- Stated task -
Without including any pictures, write out the listing below exactly.

==== Data shown ====

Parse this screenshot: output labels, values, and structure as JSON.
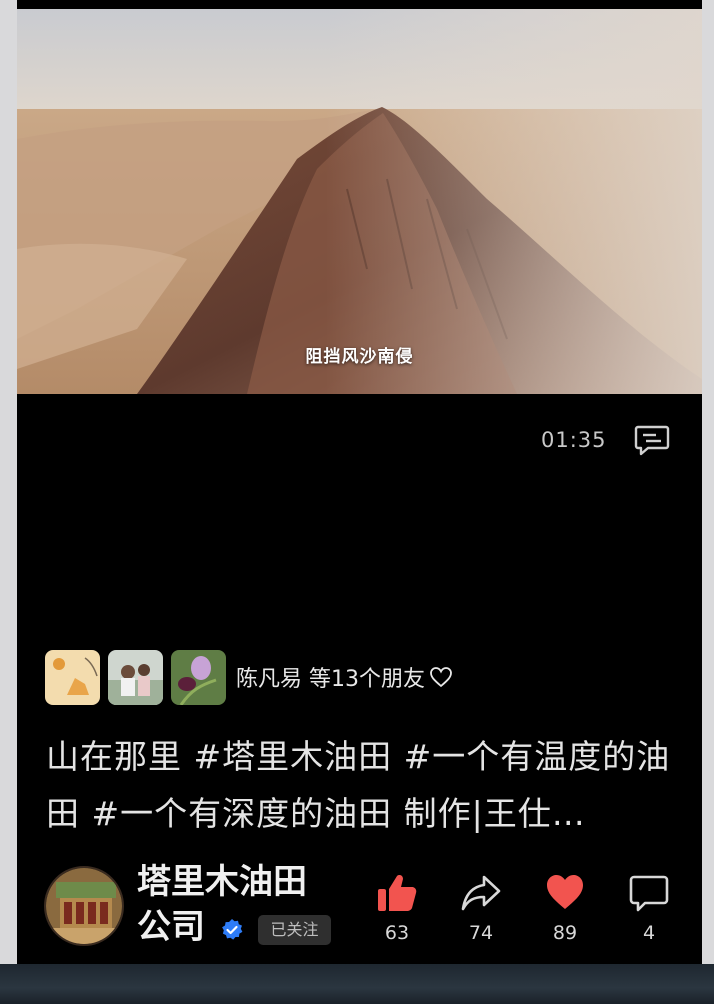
{
  "video": {
    "subtitle": "阻挡风沙南侵",
    "duration": "01:35"
  },
  "friends": {
    "text": "陈凡易 等13个朋友"
  },
  "caption": "山在那里 #塔里木油田 #一个有温度的油田 #一个有深度的油田 制作|王仕…",
  "author": {
    "name": "塔里木油田公司",
    "follow_status": "已关注"
  },
  "actions": {
    "like_count": "63",
    "share_count": "74",
    "favorite_count": "89",
    "comment_count": "4"
  },
  "colors": {
    "like": "#f2544f",
    "favorite": "#f2544f",
    "verified": "#2e7cf6"
  },
  "icons": [
    "danmaku-icon",
    "heart-outline-icon",
    "thumbs-up-icon",
    "share-icon",
    "heart-icon",
    "comment-icon",
    "verified-icon"
  ]
}
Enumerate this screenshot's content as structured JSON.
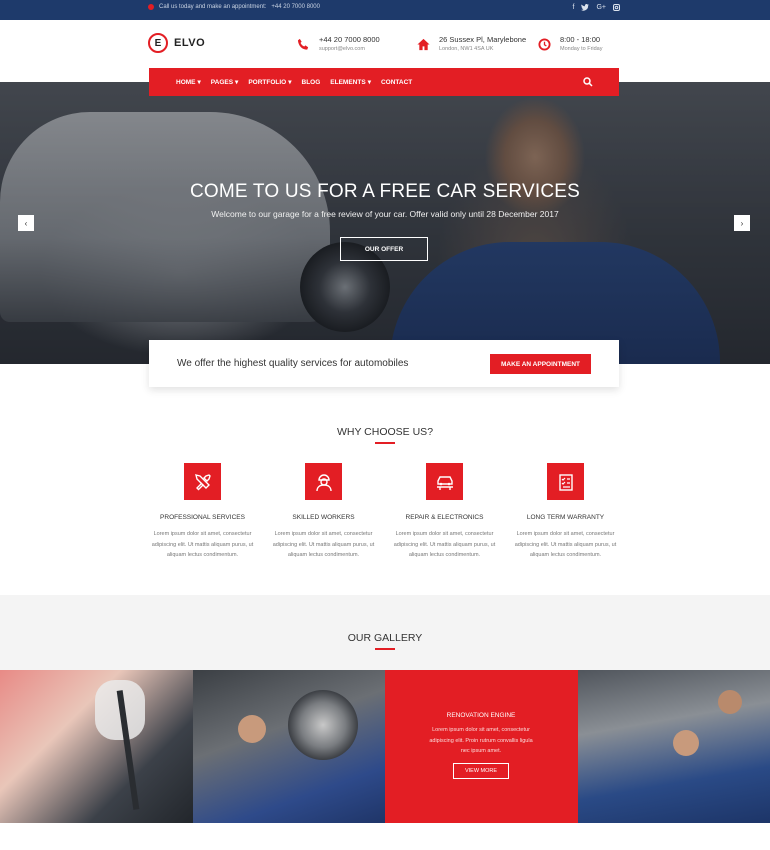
{
  "topbar": {
    "notice": "Call us today and make an appointment:",
    "phone": "+44 20 7000 8000",
    "social": [
      "f",
      "t",
      "G+",
      "ig"
    ]
  },
  "header": {
    "logo_mark": "E",
    "logo_text": "ELVO",
    "contacts": [
      {
        "icon": "phone-icon",
        "line1": "+44 20 7000 8000",
        "line2": "support@elvo.com"
      },
      {
        "icon": "home-icon",
        "line1": "26 Sussex Pl, Marylebone",
        "line2": "London, NW1 4SA UK"
      },
      {
        "icon": "clock-icon",
        "line1": "8:00 - 18:00",
        "line2": "Monday to Friday"
      }
    ]
  },
  "nav": {
    "items": [
      {
        "label": "HOME",
        "dropdown": true
      },
      {
        "label": "PAGES",
        "dropdown": true
      },
      {
        "label": "PORTFOLIO",
        "dropdown": true
      },
      {
        "label": "BLOG",
        "dropdown": false
      },
      {
        "label": "ELEMENTS",
        "dropdown": true
      },
      {
        "label": "CONTACT",
        "dropdown": false
      }
    ]
  },
  "hero": {
    "title": "COME TO US FOR A FREE CAR SERVICES",
    "subtitle": "Welcome to our garage for a free review of your car. Offer valid only until 28 December 2017",
    "button": "OUR OFFER",
    "prev": "‹",
    "next": "›"
  },
  "cta": {
    "text": "We offer the highest quality services for automobiles",
    "button": "MAKE AN APPOINTMENT"
  },
  "why": {
    "title": "WHY CHOOSE US?",
    "features": [
      {
        "name": "PROFESSIONAL SERVICES",
        "desc": "Lorem ipsum dolor sit amet, consectetur adipiscing elit. Ut mattis aliquam purus, ut aliquam lectus condimentum.",
        "icon": "tools-icon"
      },
      {
        "name": "SKILLED WORKERS",
        "desc": "Lorem ipsum dolor sit amet, consectetur adipiscing elit. Ut mattis aliquam purus, ut aliquam lectus condimentum.",
        "icon": "worker-icon"
      },
      {
        "name": "REPAIR & ELECTRONICS",
        "desc": "Lorem ipsum dolor sit amet, consectetur adipiscing elit. Ut mattis aliquam purus, ut aliquam lectus condimentum.",
        "icon": "car-lift-icon"
      },
      {
        "name": "LONG TERM WARRANTY",
        "desc": "Lorem ipsum dolor sit amet, consectetur adipiscing elit. Ut mattis aliquam purus, ut aliquam lectus condimentum.",
        "icon": "checklist-icon"
      }
    ]
  },
  "gallery": {
    "title": "OUR GALLERY",
    "overlay": {
      "title": "RENOVATION ENGINE",
      "text": "Lorem ipsum dolor sit amet, consectetur adipiscing elit. Proin rutrum convallis ligula nec ipsum amet.",
      "button": "VIEW MORE"
    }
  },
  "colors": {
    "accent": "#e31e24",
    "topbar": "#1e3a6b"
  }
}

====

- Response to this task -
Parse this screenshot: output labels, values, and structure as JSON.
{
  "video": {
    "subtitle": "阻挡风沙南侵",
    "duration": "01:35"
  },
  "friends": {
    "text": "陈凡易 等13个朋友"
  },
  "caption": "山在那里 #塔里木油田 #一个有温度的油田 #一个有深度的油田 制作|王仕…",
  "author": {
    "name": "塔里木油田公司",
    "follow_status": "已关注"
  },
  "actions": {
    "like_count": "63",
    "share_count": "74",
    "favorite_count": "89",
    "comment_count": "4"
  },
  "colors": {
    "like": "#f2544f",
    "favorite": "#f2544f",
    "verified": "#2e7cf6"
  },
  "icons": [
    "danmaku-icon",
    "heart-outline-icon",
    "thumbs-up-icon",
    "share-icon",
    "heart-icon",
    "comment-icon",
    "verified-icon"
  ]
}
Enumerate this screenshot's content as structured JSON.
{
  "topbar": {
    "notice": "Call us today and make an appointment:",
    "phone": "+44 20 7000 8000",
    "social": [
      "f",
      "t",
      "G+",
      "ig"
    ]
  },
  "header": {
    "logo_mark": "E",
    "logo_text": "ELVO",
    "contacts": [
      {
        "icon": "phone-icon",
        "line1": "+44 20 7000 8000",
        "line2": "support@elvo.com"
      },
      {
        "icon": "home-icon",
        "line1": "26 Sussex Pl, Marylebone",
        "line2": "London, NW1 4SA UK"
      },
      {
        "icon": "clock-icon",
        "line1": "8:00 - 18:00",
        "line2": "Monday to Friday"
      }
    ]
  },
  "nav": {
    "items": [
      {
        "label": "HOME",
        "dropdown": true
      },
      {
        "label": "PAGES",
        "dropdown": true
      },
      {
        "label": "PORTFOLIO",
        "dropdown": true
      },
      {
        "label": "BLOG",
        "dropdown": false
      },
      {
        "label": "ELEMENTS",
        "dropdown": true
      },
      {
        "label": "CONTACT",
        "dropdown": false
      }
    ]
  },
  "hero": {
    "title": "COME TO US FOR A FREE CAR SERVICES",
    "subtitle": "Welcome to our garage for a free review of your car. Offer valid only until 28 December 2017",
    "button": "OUR OFFER",
    "prev": "‹",
    "next": "›"
  },
  "cta": {
    "text": "We offer the highest quality services for automobiles",
    "button": "MAKE AN APPOINTMENT"
  },
  "why": {
    "title": "WHY CHOOSE US?",
    "features": [
      {
        "name": "PROFESSIONAL SERVICES",
        "desc": "Lorem ipsum dolor sit amet, consectetur adipiscing elit. Ut mattis aliquam purus, ut aliquam lectus condimentum.",
        "icon": "tools-icon"
      },
      {
        "name": "SKILLED WORKERS",
        "desc": "Lorem ipsum dolor sit amet, consectetur adipiscing elit. Ut mattis aliquam purus, ut aliquam lectus condimentum.",
        "icon": "worker-icon"
      },
      {
        "name": "REPAIR & ELECTRONICS",
        "desc": "Lorem ipsum dolor sit amet, consectetur adipiscing elit. Ut mattis aliquam purus, ut aliquam lectus condimentum.",
        "icon": "car-lift-icon"
      },
      {
        "name": "LONG TERM WARRANTY",
        "desc": "Lorem ipsum dolor sit amet, consectetur adipiscing elit. Ut mattis aliquam purus, ut aliquam lectus condimentum.",
        "icon": "checklist-icon"
      }
    ]
  },
  "gallery": {
    "title": "OUR GALLERY",
    "overlay": {
      "title": "RENOVATION ENGINE",
      "text": "Lorem ipsum dolor sit amet, consectetur adipiscing elit. Proin rutrum convallis ligula nec ipsum amet.",
      "button": "VIEW MORE"
    }
  },
  "colors": {
    "accent": "#e31e24",
    "topbar": "#1e3a6b"
  }
}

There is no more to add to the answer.